Records for this task:
★ ★ ★ ★

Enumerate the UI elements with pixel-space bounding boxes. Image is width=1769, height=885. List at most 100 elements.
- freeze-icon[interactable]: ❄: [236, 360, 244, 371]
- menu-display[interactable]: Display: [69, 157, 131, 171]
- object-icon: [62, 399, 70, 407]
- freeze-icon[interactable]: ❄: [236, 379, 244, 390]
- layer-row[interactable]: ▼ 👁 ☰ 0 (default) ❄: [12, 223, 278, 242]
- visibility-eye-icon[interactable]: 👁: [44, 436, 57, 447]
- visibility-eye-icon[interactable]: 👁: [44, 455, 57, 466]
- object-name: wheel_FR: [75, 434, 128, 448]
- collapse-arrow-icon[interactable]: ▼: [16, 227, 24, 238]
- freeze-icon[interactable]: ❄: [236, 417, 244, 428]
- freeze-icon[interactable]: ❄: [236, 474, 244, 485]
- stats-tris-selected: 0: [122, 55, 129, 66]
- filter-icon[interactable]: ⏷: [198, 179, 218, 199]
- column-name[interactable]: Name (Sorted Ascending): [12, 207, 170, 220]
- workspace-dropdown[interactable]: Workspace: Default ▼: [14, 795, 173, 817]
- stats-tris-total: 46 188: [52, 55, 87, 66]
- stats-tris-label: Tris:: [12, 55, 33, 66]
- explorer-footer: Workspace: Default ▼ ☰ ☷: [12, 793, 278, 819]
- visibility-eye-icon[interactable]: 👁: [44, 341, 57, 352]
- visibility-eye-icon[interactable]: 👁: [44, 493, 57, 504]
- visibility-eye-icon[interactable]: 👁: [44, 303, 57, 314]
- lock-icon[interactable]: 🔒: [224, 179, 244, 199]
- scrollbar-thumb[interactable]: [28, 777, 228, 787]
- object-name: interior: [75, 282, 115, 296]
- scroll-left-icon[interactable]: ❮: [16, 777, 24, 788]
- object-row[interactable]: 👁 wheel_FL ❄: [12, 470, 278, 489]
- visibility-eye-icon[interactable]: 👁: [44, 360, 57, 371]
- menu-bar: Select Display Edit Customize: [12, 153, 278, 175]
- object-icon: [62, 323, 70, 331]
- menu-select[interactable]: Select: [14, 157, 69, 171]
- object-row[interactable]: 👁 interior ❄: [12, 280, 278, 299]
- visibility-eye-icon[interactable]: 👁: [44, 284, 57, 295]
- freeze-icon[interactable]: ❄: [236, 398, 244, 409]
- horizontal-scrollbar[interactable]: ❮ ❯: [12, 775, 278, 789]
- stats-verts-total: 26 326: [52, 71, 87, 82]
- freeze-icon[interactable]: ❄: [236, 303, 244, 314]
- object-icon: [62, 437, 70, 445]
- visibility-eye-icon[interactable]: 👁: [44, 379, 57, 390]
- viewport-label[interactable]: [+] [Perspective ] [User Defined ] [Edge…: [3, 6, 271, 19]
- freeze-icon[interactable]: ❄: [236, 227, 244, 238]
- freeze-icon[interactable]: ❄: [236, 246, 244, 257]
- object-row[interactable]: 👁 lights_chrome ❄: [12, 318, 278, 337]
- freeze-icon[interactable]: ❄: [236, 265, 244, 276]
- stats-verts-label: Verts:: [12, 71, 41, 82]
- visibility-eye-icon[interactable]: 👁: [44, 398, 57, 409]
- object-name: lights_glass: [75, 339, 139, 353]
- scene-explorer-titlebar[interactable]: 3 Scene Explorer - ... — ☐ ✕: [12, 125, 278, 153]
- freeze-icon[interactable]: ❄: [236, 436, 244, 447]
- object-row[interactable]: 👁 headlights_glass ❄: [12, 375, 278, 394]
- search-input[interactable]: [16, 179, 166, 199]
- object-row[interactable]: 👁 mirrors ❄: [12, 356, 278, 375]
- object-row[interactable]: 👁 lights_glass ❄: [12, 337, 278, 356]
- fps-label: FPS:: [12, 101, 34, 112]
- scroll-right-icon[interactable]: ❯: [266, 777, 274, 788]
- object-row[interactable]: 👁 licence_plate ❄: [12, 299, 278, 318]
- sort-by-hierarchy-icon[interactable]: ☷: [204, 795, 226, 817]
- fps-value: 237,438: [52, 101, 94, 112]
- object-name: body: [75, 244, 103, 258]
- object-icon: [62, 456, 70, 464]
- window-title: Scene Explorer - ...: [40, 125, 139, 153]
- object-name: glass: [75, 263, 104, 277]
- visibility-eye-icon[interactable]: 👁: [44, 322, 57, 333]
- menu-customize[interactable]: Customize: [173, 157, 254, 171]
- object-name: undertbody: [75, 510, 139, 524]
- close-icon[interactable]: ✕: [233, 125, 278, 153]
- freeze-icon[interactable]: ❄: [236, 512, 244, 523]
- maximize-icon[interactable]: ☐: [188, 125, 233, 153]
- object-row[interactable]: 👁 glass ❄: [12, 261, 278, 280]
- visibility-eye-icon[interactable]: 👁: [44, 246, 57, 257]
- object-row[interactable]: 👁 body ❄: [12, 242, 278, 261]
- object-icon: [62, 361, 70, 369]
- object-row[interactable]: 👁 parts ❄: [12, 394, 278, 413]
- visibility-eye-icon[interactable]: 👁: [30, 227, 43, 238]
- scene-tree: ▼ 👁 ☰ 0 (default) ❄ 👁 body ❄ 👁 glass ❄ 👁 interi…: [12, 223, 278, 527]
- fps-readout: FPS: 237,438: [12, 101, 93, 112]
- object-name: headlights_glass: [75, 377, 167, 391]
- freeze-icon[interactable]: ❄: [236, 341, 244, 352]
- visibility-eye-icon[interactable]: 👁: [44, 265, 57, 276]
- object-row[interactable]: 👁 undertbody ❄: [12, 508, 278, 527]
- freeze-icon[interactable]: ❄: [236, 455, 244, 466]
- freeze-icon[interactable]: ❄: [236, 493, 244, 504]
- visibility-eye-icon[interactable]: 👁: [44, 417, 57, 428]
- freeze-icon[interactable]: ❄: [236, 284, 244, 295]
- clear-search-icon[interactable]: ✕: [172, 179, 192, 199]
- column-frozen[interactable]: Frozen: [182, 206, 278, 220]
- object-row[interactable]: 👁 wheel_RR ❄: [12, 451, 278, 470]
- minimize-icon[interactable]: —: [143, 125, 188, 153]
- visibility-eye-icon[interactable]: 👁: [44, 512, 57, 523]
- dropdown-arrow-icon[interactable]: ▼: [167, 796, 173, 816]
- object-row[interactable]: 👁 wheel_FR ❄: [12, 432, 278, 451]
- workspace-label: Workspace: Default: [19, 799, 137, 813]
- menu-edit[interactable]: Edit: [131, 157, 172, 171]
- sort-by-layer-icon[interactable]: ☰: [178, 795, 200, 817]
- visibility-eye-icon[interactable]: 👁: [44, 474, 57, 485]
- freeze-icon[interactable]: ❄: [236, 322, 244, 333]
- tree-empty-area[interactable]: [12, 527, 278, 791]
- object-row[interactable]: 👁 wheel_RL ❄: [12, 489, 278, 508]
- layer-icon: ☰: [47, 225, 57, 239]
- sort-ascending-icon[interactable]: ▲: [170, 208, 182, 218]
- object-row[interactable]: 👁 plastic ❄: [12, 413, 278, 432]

★ ★ ★ ★

Exercise description:
Locate every line in the listing above that contains the string "Edit" and copy each one out. Case counts.

Completed exercise:
- menu-bar: Select Display Edit Customize: [12, 153, 278, 175]
- menu-edit[interactable]: Edit: [131, 157, 172, 171]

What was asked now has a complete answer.